■ **DATA LINES**
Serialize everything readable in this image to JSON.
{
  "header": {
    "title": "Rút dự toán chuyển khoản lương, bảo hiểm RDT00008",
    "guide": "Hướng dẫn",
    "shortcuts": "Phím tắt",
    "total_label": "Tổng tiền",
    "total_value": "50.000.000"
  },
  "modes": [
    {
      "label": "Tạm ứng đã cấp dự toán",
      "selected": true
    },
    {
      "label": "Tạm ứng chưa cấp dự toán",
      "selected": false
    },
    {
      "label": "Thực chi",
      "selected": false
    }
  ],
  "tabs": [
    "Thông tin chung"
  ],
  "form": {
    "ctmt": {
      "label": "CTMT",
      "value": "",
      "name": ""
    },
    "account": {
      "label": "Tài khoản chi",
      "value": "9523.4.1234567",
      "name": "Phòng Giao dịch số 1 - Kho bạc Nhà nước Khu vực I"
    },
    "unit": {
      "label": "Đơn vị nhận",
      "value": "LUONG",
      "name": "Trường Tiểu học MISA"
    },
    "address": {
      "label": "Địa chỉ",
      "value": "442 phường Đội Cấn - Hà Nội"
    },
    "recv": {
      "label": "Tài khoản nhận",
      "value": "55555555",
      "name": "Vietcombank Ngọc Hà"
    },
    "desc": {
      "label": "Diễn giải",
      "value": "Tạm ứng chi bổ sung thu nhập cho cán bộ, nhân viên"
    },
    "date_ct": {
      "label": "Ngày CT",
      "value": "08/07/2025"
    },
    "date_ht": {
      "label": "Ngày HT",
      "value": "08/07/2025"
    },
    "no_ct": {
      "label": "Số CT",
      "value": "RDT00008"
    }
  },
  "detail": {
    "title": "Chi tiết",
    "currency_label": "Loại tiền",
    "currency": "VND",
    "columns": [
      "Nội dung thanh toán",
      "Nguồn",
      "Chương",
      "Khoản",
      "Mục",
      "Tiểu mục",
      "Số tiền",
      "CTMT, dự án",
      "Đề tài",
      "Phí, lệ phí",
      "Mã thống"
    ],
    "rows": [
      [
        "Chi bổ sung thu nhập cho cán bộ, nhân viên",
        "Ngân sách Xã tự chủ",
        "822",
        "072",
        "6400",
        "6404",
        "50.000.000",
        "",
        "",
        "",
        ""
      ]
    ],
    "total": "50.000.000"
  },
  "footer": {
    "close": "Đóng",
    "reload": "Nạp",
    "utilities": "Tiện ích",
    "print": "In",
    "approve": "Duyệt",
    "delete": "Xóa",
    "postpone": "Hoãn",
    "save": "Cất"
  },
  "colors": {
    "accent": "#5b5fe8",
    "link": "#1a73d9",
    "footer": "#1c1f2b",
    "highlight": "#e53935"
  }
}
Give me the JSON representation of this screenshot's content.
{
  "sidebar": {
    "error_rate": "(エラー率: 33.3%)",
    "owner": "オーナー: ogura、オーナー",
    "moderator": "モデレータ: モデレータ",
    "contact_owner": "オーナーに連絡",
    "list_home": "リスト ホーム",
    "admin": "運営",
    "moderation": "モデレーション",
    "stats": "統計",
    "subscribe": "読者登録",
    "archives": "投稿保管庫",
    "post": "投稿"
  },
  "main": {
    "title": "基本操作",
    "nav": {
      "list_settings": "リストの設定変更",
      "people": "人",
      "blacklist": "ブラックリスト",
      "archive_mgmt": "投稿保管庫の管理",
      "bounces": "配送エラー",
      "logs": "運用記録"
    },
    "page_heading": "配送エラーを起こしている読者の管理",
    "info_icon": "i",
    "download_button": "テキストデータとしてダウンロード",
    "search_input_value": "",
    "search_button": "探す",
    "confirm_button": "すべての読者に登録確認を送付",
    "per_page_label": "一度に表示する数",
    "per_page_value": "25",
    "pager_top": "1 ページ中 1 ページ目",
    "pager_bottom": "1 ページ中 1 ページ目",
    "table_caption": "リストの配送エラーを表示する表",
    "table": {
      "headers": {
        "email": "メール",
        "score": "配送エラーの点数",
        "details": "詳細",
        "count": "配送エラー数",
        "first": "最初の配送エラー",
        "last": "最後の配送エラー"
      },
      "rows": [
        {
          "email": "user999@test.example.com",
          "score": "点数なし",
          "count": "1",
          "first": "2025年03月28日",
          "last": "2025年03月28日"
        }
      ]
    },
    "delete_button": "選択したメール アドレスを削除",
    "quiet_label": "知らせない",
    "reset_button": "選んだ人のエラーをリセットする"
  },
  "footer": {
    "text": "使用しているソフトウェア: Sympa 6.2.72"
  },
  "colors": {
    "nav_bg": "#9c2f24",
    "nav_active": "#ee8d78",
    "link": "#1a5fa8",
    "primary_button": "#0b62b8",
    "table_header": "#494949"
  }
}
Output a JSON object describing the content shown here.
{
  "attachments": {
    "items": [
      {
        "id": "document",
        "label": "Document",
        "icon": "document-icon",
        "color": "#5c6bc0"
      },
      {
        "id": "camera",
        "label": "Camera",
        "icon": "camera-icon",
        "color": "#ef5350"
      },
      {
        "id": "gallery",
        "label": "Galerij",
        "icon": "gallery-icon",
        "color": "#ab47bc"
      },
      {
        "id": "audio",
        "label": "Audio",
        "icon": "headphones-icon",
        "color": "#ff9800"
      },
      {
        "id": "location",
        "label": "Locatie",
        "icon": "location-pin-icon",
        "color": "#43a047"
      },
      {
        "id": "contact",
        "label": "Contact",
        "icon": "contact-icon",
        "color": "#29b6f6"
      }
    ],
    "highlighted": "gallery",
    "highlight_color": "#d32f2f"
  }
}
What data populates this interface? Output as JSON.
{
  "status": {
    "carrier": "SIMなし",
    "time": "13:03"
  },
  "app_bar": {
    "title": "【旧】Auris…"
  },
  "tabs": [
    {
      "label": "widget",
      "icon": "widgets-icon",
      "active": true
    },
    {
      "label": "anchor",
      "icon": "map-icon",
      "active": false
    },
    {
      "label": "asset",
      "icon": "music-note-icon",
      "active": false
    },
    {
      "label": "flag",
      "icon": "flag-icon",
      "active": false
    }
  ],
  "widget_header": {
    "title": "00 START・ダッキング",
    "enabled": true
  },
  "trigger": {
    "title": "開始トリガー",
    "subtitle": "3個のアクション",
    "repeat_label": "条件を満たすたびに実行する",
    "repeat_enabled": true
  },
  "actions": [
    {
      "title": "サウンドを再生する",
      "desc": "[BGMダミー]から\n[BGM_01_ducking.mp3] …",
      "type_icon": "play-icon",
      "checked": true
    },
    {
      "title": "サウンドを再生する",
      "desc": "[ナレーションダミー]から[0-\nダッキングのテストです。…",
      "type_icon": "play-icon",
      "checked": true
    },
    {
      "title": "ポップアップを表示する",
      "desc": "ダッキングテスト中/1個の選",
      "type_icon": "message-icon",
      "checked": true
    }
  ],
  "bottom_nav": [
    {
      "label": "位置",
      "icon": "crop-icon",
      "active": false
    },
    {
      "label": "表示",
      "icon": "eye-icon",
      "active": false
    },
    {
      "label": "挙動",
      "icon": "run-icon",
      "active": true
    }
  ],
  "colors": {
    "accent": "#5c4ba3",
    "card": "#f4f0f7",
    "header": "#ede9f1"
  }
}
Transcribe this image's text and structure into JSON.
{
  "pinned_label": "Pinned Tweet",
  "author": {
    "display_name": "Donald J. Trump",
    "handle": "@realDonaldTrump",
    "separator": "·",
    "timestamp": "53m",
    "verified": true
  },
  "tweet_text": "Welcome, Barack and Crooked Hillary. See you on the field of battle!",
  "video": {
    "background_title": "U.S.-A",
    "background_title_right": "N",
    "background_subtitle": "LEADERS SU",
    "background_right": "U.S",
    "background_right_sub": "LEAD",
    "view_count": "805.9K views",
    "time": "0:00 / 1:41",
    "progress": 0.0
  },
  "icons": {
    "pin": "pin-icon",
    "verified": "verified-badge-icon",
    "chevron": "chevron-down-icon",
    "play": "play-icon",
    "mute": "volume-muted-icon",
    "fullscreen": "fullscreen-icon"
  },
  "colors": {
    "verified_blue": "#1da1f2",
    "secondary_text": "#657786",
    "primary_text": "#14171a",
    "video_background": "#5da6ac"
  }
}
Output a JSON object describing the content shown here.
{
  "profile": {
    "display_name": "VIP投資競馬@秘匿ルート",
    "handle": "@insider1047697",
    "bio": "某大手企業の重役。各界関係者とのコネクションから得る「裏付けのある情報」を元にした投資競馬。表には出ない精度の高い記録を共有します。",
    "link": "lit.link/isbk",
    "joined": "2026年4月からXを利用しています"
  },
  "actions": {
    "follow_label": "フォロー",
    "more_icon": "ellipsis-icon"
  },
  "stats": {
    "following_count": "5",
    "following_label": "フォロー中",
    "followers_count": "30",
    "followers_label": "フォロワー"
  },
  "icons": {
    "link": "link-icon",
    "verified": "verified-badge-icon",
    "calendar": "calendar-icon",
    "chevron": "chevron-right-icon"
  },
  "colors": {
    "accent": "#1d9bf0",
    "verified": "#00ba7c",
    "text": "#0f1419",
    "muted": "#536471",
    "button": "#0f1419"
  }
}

■ **GIVEN INSTRUCTION**
Everything from the line containing "Transcribe this image's" to the last line of the entries above should be quoted exactly, and only that.

■ **FINAL RESULT**
Transcribe this image's text and structure into JSON.
{
  "pinned_label": "Pinned Tweet",
  "author": {
    "display_name": "Donald J. Trump",
    "handle": "@realDonaldTrump",
    "separator": "·",
    "timestamp": "53m",
    "verified": true
  },
  "tweet_text": "Welcome, Barack and Crooked Hillary. See you on the field of battle!",
  "video": {
    "background_title": "U.S.-A",
    "background_title_right": "N",
    "background_subtitle": "LEADERS SU",
    "background_right": "U.S",
    "background_right_sub": "LEAD",
    "view_count": "805.9K views",
    "time": "0:00 / 1:41",
    "progress": 0.0
  },
  "icons": {
    "pin": "pin-icon",
    "verified": "verified-badge-icon",
    "chevron": "chevron-down-icon",
    "play": "play-icon",
    "mute": "volume-muted-icon",
    "fullscreen": "fullscreen-icon"
  },
  "colors": {
    "verified_blue": "#1da1f2",
    "secondary_text": "#657786",
    "primary_text": "#14171a",
    "video_background": "#5da6ac"
  }
}
Output a JSON object describing the content shown here.
{
  "profile": {
    "display_name": "VIP投資競馬@秘匿ルート",
    "handle": "@insider1047697",
    "bio": "某大手企業の重役。各界関係者とのコネクションから得る「裏付けのある情報」を元にした投資競馬。表には出ない精度の高い記録を共有します。",
    "link": "lit.link/isbk",
    "joined": "2026年4月からXを利用しています"
  },
  "actions": {
    "follow_label": "フォロー",
    "more_icon": "ellipsis-icon"
  },
  "stats": {
    "following_count": "5",
    "following_label": "フォロー中",
    "followers_count": "30",
    "followers_label": "フォロワー"
  },
  "icons": {
    "link": "link-icon",
    "verified": "verified-badge-icon",
    "calendar": "calendar-icon",
    "chevron": "chevron-right-icon"
  },
  "colors": {
    "accent": "#1d9bf0",
    "verified": "#00ba7c",
    "text": "#0f1419",
    "muted": "#536471",
    "button": "#0f1419"
  }
}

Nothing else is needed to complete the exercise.